Goal:
Review the listing and copy each line that holds the word "this".

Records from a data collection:
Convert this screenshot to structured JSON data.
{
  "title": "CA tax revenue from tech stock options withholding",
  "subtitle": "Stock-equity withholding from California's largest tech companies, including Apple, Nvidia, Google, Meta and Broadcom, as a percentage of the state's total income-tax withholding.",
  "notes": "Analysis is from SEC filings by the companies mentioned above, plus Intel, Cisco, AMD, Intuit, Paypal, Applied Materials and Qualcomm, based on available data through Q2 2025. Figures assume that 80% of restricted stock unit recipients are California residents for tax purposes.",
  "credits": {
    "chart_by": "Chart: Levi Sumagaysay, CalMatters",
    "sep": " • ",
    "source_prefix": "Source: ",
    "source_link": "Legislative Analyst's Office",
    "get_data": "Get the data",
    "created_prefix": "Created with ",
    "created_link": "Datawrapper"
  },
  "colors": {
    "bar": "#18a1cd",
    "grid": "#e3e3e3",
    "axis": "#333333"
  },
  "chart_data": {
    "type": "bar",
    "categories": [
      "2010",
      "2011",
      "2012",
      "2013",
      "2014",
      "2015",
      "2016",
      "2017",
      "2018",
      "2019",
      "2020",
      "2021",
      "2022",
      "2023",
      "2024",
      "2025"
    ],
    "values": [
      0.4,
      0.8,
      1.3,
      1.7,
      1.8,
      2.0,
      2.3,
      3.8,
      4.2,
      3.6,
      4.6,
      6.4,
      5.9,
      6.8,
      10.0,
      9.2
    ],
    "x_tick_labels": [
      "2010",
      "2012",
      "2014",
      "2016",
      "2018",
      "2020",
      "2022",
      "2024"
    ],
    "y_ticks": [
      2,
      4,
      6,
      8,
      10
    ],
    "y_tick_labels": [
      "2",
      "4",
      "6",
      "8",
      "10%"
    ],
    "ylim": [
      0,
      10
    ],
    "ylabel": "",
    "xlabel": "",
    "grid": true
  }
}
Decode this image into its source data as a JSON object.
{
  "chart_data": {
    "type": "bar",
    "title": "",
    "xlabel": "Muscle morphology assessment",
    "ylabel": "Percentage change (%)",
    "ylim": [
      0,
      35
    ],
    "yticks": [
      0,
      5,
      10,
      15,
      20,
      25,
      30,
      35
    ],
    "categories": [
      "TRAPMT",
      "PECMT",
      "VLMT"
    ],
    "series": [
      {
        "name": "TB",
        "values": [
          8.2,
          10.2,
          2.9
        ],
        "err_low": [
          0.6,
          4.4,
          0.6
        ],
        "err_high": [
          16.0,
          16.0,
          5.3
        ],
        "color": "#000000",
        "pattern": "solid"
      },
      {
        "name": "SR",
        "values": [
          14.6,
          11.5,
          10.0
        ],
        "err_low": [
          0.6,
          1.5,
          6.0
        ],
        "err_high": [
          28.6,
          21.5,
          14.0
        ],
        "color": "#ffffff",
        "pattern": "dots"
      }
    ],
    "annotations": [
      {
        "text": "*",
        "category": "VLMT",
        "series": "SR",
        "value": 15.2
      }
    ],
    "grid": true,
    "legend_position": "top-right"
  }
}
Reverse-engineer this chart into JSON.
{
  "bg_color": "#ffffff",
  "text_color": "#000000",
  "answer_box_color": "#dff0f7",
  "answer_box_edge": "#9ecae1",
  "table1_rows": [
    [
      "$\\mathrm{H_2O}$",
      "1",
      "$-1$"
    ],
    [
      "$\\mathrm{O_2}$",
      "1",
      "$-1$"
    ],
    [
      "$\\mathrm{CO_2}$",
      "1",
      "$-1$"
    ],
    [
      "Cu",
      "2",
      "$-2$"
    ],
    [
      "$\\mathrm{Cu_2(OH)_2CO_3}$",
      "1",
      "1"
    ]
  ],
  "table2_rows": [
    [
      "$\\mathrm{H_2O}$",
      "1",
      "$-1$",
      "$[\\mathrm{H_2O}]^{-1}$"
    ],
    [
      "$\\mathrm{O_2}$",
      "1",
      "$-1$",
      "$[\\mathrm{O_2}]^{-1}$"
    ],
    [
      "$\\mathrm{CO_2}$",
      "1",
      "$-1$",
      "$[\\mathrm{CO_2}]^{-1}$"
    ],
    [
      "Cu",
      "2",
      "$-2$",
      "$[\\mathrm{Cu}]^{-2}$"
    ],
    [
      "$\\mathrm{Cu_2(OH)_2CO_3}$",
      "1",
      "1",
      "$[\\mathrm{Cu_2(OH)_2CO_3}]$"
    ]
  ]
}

Task output:
Convert this screenshot to structured JSON data.
Decode this image into its source data as a JSON object.
Reverse-engineer this chart into JSON.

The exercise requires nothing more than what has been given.